■ WRITTEN INSTRUCTION 1
Do these statements agree with the passage below on Americans for Community and Faith-Centered Enterprise? Answer each with yes or no, and quote the passage's words that decide it. (a) The organization opened on June 1. (b) Joyce said the White House set the specifics of the initiative. (c) Rove phoned Joyce a week after the Rose Garden ceremony.
■ WRITTEN INSTRUCTION 2
Resume the passage below on Americans for Community and Faith-Centered Enterprise, starting right after its last sentence.

■ EXCERPT PROVIDED
● ● ● ● ● ● ●

About
Founded in 2001 by then-Bradley Foundation head Michael Joyce at the behest of Karl Rove, George W. Bush's personal adviser, Americans for Community and Faith-Centered Enterprise (together with its sister organization, the Foundation for Community and Faith-Centered Enterprise) was created to push for the president's faith-based initiatives.
According to a June 25, 2001 Washington Post article, "Michael S. Joyce, a proponent of school choice who has been developing the intellectual framework for faith-based efforts for 12 years, said Bush asked him at a Rose Garden ceremony May 10, 'Did Karl call you yet?' Joyce said Karl Rove, Bush's senior adviser, phoned later that day and asked Joyce 'to undertake a private initiative to help get this legislation through. Joyce said that he insisted on independence from the White House and that the specifics were left up to him. On June 1, Joyce opened Americans for Community and Faith-Centered Enterprise with a stable of consultants and lobbyists and an office on Pennsylvania Avenue. ... 'For a lot of people, this conjures images of serpent-handlers and speaking in tongues,' Joyce said. 'We're busy convincing centrist Democrats that allowing equal access to public resources is not establishing a religion.'" (1)

● ● ● ● ● ● ●

■ DATA SHOWN
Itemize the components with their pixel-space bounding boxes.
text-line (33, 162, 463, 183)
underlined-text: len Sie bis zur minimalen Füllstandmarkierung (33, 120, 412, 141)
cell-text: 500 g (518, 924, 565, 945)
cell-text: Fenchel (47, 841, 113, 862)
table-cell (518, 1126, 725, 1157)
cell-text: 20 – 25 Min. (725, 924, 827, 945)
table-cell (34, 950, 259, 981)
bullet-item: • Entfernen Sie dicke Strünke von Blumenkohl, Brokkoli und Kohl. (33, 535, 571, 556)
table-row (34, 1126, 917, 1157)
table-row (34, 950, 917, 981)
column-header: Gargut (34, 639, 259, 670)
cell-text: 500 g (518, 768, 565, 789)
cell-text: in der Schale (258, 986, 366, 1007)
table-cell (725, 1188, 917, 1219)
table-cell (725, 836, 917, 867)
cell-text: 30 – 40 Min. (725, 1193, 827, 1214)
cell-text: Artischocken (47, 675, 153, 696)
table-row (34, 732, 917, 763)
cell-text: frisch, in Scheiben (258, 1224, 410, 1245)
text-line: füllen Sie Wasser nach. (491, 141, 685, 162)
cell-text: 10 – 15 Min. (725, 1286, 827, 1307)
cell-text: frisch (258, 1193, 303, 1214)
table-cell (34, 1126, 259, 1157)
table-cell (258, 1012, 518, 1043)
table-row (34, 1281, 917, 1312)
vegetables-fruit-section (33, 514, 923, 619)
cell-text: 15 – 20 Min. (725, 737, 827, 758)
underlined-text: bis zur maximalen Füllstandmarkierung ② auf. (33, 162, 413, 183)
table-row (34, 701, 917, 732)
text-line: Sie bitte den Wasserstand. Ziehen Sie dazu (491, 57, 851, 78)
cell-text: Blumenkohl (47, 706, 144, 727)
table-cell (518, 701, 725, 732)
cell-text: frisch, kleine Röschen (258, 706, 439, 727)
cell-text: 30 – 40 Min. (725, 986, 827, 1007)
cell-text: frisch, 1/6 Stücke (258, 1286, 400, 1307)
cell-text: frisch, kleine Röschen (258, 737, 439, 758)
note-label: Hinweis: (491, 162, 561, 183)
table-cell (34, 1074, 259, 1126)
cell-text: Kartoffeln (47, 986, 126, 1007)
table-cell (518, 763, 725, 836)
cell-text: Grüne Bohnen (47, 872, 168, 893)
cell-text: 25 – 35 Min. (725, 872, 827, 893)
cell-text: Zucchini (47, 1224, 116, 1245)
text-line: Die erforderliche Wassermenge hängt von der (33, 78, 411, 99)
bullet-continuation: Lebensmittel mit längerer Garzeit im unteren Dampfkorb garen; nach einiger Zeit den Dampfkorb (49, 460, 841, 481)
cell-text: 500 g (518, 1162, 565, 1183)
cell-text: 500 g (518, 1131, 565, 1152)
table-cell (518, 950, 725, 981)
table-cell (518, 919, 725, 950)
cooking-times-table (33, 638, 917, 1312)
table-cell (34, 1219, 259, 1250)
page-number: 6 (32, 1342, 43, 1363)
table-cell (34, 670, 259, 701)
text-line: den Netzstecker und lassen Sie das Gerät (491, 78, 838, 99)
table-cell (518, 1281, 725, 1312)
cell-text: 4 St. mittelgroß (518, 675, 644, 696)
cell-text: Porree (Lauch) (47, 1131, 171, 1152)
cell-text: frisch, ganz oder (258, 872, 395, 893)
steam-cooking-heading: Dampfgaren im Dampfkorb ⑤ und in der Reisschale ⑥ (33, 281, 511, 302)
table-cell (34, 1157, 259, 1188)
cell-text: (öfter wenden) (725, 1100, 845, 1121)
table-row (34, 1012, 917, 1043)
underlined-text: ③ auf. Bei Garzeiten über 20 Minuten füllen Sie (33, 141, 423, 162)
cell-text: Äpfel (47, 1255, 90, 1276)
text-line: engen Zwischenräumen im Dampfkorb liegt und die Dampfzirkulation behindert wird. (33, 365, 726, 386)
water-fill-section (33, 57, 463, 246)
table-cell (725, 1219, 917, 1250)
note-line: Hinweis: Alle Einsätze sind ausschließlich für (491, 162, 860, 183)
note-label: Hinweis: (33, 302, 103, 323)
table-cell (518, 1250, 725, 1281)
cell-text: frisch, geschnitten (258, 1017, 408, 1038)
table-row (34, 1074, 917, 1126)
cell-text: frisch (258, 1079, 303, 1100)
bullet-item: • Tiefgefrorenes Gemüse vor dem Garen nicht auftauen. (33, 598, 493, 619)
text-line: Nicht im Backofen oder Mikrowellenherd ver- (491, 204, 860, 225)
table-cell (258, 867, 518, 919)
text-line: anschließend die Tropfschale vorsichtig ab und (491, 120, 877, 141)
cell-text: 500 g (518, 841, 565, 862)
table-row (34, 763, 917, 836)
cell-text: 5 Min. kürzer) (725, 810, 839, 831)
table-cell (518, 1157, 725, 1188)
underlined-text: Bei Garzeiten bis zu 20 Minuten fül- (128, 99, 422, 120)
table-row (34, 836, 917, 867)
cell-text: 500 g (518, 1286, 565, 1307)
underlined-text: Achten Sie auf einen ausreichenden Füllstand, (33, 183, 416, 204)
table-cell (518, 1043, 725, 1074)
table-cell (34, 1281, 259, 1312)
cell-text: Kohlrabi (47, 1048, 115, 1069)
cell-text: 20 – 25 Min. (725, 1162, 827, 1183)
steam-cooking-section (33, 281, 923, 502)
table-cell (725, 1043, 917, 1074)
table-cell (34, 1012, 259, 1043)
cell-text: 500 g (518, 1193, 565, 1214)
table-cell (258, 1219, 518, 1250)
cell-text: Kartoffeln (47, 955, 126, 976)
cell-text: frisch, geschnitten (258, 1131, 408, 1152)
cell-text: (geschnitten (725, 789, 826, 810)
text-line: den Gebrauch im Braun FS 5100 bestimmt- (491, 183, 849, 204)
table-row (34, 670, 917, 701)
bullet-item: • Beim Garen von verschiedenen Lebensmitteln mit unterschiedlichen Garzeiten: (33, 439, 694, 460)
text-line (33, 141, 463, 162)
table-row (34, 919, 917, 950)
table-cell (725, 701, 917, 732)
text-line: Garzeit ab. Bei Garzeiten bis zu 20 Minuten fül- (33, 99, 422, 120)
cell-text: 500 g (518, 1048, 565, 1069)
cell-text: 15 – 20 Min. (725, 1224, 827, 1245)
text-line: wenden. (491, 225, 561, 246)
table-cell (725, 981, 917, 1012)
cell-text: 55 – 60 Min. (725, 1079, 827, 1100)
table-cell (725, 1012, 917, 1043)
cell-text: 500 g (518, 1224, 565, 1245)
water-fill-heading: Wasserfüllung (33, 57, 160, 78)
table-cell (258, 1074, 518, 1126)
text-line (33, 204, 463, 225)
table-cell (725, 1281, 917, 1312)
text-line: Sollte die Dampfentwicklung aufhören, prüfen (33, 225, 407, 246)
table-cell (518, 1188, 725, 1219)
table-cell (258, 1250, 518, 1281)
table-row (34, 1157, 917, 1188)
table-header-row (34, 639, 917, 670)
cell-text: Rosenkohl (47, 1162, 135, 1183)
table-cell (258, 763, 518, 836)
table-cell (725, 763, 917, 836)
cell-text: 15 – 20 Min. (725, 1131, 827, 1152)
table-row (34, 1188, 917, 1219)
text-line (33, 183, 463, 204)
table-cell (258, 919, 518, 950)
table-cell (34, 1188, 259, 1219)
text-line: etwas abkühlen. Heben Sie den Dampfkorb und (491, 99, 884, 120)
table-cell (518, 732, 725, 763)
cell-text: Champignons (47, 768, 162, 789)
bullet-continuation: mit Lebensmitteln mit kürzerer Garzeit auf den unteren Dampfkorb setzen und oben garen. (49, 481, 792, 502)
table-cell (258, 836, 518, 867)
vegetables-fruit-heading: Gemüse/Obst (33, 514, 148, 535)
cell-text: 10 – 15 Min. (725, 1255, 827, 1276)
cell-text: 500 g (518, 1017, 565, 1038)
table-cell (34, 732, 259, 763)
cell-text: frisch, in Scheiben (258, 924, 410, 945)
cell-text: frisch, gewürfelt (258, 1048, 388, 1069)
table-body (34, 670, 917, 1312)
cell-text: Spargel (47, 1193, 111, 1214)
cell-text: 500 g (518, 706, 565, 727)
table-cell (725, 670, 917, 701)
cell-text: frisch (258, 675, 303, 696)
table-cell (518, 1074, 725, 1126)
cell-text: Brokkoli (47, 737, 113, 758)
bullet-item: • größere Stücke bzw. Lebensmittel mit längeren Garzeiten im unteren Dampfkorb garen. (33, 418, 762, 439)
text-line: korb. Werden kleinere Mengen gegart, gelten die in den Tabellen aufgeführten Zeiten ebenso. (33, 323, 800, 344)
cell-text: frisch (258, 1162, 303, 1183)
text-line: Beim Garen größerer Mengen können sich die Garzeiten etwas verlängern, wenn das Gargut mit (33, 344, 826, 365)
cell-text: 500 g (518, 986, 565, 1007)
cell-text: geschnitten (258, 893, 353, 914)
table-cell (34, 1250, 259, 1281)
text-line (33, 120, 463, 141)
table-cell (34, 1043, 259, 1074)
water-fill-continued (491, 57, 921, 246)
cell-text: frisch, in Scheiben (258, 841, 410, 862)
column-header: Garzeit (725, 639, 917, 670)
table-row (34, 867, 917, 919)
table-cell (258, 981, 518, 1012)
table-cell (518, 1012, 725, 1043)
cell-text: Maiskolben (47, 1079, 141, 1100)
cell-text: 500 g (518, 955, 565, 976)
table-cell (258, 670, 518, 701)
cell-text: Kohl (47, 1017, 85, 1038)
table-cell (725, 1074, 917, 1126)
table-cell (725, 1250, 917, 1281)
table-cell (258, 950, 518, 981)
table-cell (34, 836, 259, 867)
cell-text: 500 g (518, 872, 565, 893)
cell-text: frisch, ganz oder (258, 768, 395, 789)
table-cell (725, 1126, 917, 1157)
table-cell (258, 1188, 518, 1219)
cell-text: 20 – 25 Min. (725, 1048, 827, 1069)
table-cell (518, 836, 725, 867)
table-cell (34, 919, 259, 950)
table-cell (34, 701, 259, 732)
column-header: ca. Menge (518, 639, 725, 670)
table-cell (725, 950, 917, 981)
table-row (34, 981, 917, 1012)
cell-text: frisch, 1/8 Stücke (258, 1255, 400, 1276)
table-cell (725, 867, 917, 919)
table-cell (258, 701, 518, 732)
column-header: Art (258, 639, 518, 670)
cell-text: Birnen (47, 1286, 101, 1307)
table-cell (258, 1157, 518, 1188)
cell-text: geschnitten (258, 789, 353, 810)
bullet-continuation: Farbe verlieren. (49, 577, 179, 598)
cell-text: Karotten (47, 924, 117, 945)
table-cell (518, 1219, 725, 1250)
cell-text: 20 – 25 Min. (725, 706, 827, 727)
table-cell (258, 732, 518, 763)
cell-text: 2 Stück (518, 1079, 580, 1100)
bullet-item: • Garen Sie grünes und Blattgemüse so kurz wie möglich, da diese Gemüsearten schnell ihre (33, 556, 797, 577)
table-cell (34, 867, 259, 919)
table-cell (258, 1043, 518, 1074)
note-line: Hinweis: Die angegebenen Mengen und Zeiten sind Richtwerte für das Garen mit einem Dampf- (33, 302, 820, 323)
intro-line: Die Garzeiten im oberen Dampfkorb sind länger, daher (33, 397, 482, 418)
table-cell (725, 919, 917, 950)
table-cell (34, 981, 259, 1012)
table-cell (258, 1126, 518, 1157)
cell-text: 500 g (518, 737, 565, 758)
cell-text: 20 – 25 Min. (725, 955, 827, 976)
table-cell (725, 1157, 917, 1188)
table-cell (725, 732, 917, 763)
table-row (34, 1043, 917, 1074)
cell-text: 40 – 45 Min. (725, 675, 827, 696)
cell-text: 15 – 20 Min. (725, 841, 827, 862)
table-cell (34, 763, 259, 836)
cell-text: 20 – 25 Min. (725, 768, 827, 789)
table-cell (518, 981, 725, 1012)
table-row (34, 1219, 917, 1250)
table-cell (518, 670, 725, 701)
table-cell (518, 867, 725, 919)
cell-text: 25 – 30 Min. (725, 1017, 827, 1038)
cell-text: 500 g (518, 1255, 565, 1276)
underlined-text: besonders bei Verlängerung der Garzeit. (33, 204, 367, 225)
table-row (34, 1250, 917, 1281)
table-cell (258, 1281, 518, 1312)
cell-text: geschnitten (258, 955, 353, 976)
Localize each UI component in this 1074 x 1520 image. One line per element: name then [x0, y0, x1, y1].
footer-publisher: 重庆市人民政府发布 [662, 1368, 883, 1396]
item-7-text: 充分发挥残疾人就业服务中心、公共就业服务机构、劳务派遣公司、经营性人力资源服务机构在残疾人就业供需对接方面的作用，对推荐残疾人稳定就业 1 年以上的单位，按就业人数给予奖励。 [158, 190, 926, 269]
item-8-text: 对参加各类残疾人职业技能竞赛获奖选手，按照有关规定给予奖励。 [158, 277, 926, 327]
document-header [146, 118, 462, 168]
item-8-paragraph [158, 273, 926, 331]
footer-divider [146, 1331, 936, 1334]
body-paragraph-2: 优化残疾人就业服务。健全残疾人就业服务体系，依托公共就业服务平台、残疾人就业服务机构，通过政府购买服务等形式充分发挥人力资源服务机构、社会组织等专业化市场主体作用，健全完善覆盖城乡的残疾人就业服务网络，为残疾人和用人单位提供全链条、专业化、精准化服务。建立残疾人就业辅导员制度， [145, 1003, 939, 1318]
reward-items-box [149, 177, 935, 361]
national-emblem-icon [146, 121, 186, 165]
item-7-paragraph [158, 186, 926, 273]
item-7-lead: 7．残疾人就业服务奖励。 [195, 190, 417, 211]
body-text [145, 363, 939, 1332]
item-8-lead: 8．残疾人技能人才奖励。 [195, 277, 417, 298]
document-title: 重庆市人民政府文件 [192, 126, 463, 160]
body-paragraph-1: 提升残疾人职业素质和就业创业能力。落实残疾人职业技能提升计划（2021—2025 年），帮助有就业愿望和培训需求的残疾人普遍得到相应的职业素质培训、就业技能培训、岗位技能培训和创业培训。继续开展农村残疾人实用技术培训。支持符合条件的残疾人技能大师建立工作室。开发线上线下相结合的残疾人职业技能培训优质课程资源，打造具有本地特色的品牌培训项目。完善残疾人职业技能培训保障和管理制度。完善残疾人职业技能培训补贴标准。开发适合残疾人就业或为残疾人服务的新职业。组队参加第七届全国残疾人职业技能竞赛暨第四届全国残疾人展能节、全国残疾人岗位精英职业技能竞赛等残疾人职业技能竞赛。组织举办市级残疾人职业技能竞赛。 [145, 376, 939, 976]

● ● ● ● ● ● ●

■ TASK RESPONSE 1
(a) Yes: "On June 1, Joyce opened Americans for Community and Faith-Centered Enterprise"
(b) No: "the specifics were left up to him"
(c) No: "phoned later that day"

■ TASK RESPONSE 2
According to the foundation's web site: "Our nation is ready to renew civil society. This foundation stands ready to help make it happen--to help repair the damage inflicted upon our country by failed, top-down, Great Society style bureaucratic programs, and to dramatically assist in beginning to heal our communities, neighborhoods, families and citizens. We stand ready to remind citizens of what is truly unique about our self-governing republic. Achieving this goal, requires an effort to energize the private sector. President George W. Bush made this point forcefully in his commencement speech at Notre Dame, in May 2001, when he stated that: 'The War on Poverty (has) also turned too many citizens into bystanders, convinced that compassion had become the work of government alone.'” (3)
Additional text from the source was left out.